- ASSIGNMENT -
When you write out the records, keep every word exact and drop the pictures.

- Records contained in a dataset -

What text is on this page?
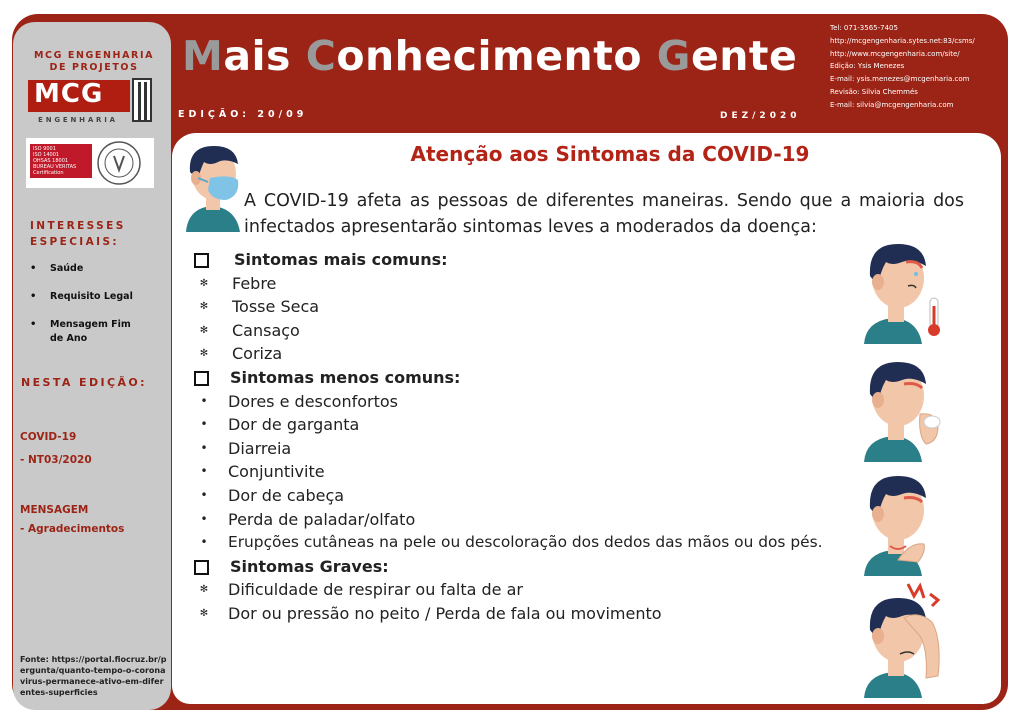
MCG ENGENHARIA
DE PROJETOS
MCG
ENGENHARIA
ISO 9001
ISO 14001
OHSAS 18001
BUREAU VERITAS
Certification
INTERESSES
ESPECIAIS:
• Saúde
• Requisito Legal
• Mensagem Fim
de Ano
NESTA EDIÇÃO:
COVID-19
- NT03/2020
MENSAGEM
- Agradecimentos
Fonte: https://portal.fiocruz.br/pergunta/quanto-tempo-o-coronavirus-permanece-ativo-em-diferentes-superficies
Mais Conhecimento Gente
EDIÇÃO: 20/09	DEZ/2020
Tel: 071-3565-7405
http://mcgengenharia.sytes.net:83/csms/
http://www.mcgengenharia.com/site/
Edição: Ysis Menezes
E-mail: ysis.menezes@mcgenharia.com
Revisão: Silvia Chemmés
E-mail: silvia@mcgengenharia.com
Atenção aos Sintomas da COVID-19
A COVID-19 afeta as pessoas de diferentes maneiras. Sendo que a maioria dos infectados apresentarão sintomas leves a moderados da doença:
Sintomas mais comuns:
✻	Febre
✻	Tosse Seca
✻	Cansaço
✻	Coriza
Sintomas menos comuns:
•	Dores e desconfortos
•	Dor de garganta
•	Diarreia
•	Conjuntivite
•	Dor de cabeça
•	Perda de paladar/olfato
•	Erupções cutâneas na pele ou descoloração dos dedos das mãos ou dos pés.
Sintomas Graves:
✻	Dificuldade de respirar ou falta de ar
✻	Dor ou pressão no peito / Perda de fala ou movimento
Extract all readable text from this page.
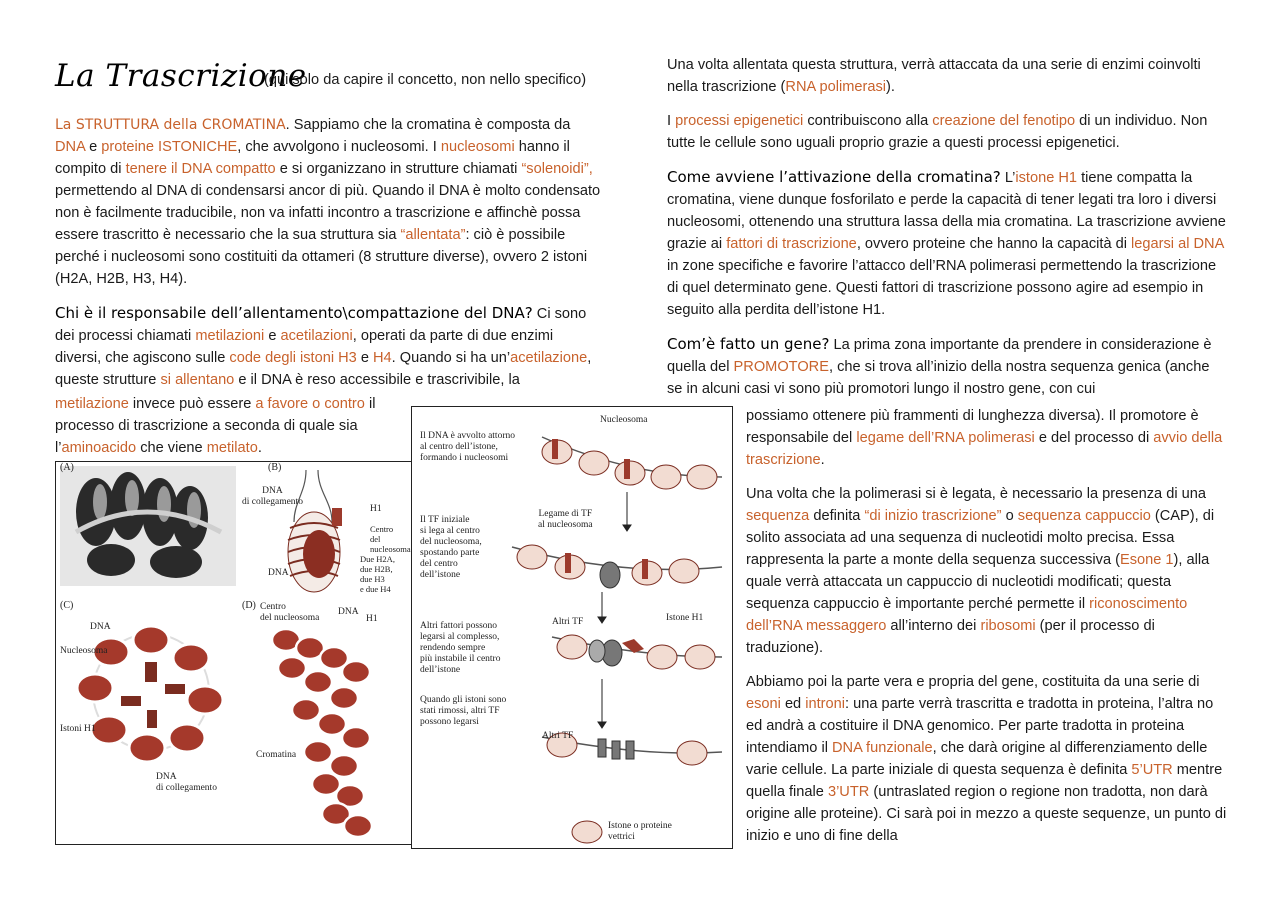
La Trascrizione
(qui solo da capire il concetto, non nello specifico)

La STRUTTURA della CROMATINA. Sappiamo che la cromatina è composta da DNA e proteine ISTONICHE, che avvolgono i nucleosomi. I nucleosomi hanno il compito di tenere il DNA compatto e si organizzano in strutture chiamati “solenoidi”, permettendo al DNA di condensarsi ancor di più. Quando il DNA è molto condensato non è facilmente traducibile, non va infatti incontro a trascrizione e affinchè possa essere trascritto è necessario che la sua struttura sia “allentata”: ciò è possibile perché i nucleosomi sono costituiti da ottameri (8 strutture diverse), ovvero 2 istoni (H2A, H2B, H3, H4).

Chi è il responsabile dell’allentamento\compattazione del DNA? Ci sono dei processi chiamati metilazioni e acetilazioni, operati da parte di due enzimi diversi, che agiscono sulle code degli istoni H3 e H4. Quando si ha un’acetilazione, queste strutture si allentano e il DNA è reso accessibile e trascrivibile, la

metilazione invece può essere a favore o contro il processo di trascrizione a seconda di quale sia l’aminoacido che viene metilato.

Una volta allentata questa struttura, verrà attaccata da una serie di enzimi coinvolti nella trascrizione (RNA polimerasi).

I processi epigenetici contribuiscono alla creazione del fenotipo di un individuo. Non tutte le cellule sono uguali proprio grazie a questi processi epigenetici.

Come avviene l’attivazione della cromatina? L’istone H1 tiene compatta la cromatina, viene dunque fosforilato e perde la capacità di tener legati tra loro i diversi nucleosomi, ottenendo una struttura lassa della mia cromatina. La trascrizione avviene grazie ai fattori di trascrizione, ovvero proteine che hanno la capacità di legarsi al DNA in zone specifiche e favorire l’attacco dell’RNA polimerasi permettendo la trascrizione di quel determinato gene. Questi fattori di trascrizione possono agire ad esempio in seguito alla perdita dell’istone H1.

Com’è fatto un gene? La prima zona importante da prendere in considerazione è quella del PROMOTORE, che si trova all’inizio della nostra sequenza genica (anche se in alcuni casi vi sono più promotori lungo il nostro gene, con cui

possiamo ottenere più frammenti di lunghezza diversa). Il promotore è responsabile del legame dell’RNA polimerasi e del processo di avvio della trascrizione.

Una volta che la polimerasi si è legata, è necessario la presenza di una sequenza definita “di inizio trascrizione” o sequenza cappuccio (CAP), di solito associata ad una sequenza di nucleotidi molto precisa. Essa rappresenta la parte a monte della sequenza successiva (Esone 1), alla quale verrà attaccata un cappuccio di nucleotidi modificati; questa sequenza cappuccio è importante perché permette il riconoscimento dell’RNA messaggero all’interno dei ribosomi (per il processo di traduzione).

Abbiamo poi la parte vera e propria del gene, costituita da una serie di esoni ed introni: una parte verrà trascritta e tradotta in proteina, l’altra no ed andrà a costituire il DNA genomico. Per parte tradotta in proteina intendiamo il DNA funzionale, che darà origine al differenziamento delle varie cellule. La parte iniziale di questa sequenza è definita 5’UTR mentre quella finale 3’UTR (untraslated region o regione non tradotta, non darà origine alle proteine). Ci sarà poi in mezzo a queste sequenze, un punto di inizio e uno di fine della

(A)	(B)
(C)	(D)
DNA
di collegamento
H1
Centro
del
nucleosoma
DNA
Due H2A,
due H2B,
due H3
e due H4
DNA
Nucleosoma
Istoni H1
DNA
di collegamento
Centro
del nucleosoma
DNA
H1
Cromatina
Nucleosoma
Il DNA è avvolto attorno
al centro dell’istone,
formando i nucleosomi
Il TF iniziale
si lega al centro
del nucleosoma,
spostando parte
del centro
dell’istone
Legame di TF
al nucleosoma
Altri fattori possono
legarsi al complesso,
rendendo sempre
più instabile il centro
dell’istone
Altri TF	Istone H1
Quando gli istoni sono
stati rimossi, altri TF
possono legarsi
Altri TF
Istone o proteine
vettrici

- RESPONSE TO THIS EXERCISE -
What text is on this page?
MCG ENGENHARIA
DE PROJETOS
MCG
ENGENHARIA
ISO 9001
ISO 14001
OHSAS 18001
BUREAU VERITAS
Certification
INTERESSES
ESPECIAIS:
• Saúde
• Requisito Legal
• Mensagem Fim
de Ano
NESTA EDIÇÃO:
COVID-19
- NT03/2020
MENSAGEM
- Agradecimentos
Fonte: https://portal.fiocruz.br/pergunta/quanto-tempo-o-coronavirus-permanece-ativo-em-diferentes-superficies
Mais Conhecimento Gente
EDIÇÃO: 20/09	DEZ/2020
Tel: 071-3565-7405
http://mcgengenharia.sytes.net:83/csms/
http://www.mcgengenharia.com/site/
Edição: Ysis Menezes
E-mail: ysis.menezes@mcgenharia.com
Revisão: Silvia Chemmés
E-mail: silvia@mcgengenharia.com
Atenção aos Sintomas da COVID-19
A COVID-19 afeta as pessoas de diferentes maneiras. Sendo que a maioria dos infectados apresentarão sintomas leves a moderados da doença:
Sintomas mais comuns:
✻	Febre
✻	Tosse Seca
✻	Cansaço
✻	Coriza
Sintomas menos comuns:
•	Dores e desconfortos
•	Dor de garganta
•	Diarreia
•	Conjuntivite
•	Dor de cabeça
•	Perda de paladar/olfato
•	Erupções cutâneas na pele ou descoloração dos dedos das mãos ou dos pés.
Sintomas Graves:
✻	Dificuldade de respirar ou falta de ar
✻	Dor ou pressão no peito / Perda de fala ou movimento
Extract all readable text from this page.
La Trascrizione
(qui solo da capire il concetto, non nello specifico)

La STRUTTURA della CROMATINA. Sappiamo che la cromatina è composta da DNA e proteine ISTONICHE, che avvolgono i nucleosomi. I nucleosomi hanno il compito di tenere il DNA compatto e si organizzano in strutture chiamati “solenoidi”, permettendo al DNA di condensarsi ancor di più. Quando il DNA è molto condensato non è facilmente traducibile, non va infatti incontro a trascrizione e affinchè possa essere trascritto è necessario che la sua struttura sia “allentata”: ciò è possibile perché i nucleosomi sono costituiti da ottameri (8 strutture diverse), ovvero 2 istoni (H2A, H2B, H3, H4).

Chi è il responsabile dell’allentamento\compattazione del DNA? Ci sono dei processi chiamati metilazioni e acetilazioni, operati da parte di due enzimi diversi, che agiscono sulle code degli istoni H3 e H4. Quando si ha un’acetilazione, queste strutture si allentano e il DNA è reso accessibile e trascrivibile, la

metilazione invece può essere a favore o contro il processo di trascrizione a seconda di quale sia l’aminoacido che viene metilato.

Una volta allentata questa struttura, verrà attaccata da una serie di enzimi coinvolti nella trascrizione (RNA polimerasi).

I processi epigenetici contribuiscono alla creazione del fenotipo di un individuo. Non tutte le cellule sono uguali proprio grazie a questi processi epigenetici.

Come avviene l’attivazione della cromatina? L’istone H1 tiene compatta la cromatina, viene dunque fosforilato e perde la capacità di tener legati tra loro i diversi nucleosomi, ottenendo una struttura lassa della mia cromatina. La trascrizione avviene grazie ai fattori di trascrizione, ovvero proteine che hanno la capacità di legarsi al DNA in zone specifiche e favorire l’attacco dell’RNA polimerasi permettendo la trascrizione di quel determinato gene. Questi fattori di trascrizione possono agire ad esempio in seguito alla perdita dell’istone H1.

Com’è fatto un gene? La prima zona importante da prendere in considerazione è quella del PROMOTORE, che si trova all’inizio della nostra sequenza genica (anche se in alcuni casi vi sono più promotori lungo il nostro gene, con cui

possiamo ottenere più frammenti di lunghezza diversa). Il promotore è responsabile del legame dell’RNA polimerasi e del processo di avvio della trascrizione.

Una volta che la polimerasi si è legata, è necessario la presenza di una sequenza definita “di inizio trascrizione” o sequenza cappuccio (CAP), di solito associata ad una sequenza di nucleotidi molto precisa. Essa rappresenta la parte a monte della sequenza successiva (Esone 1), alla quale verrà attaccata un cappuccio di nucleotidi modificati; questa sequenza cappuccio è importante perché permette il riconoscimento dell’RNA messaggero all’interno dei ribosomi (per il processo di traduzione).

Abbiamo poi la parte vera e propria del gene, costituita da una serie di esoni ed introni: una parte verrà trascritta e tradotta in proteina, l’altra no ed andrà a costituire il DNA genomico. Per parte tradotta in proteina intendiamo il DNA funzionale, che darà origine al differenziamento delle varie cellule. La parte iniziale di questa sequenza è definita 5’UTR mentre quella finale 3’UTR (untraslated region o regione non tradotta, non darà origine alle proteine). Ci sarà poi in mezzo a queste sequenze, un punto di inizio e uno di fine della

(A)	(B)
(C)	(D)
DNA
di collegamento
H1
Centro
del
nucleosoma
DNA
Due H2A,
due H2B,
due H3
e due H4
DNA
Nucleosoma
Istoni H1
DNA
di collegamento
Centro
del nucleosoma
DNA
H1
Cromatina
Nucleosoma
Il DNA è avvolto attorno
al centro dell’istone,
formando i nucleosomi
Il TF iniziale
si lega al centro
del nucleosoma,
spostando parte
del centro
dell’istone
Legame di TF
al nucleosoma
Altri fattori possono
legarsi al complesso,
rendendo sempre
più instabile il centro
dell’istone
Altri TF	Istone H1
Quando gli istoni sono
stati rimossi, altri TF
possono legarsi
Altri TF
Istone o proteine
vettrici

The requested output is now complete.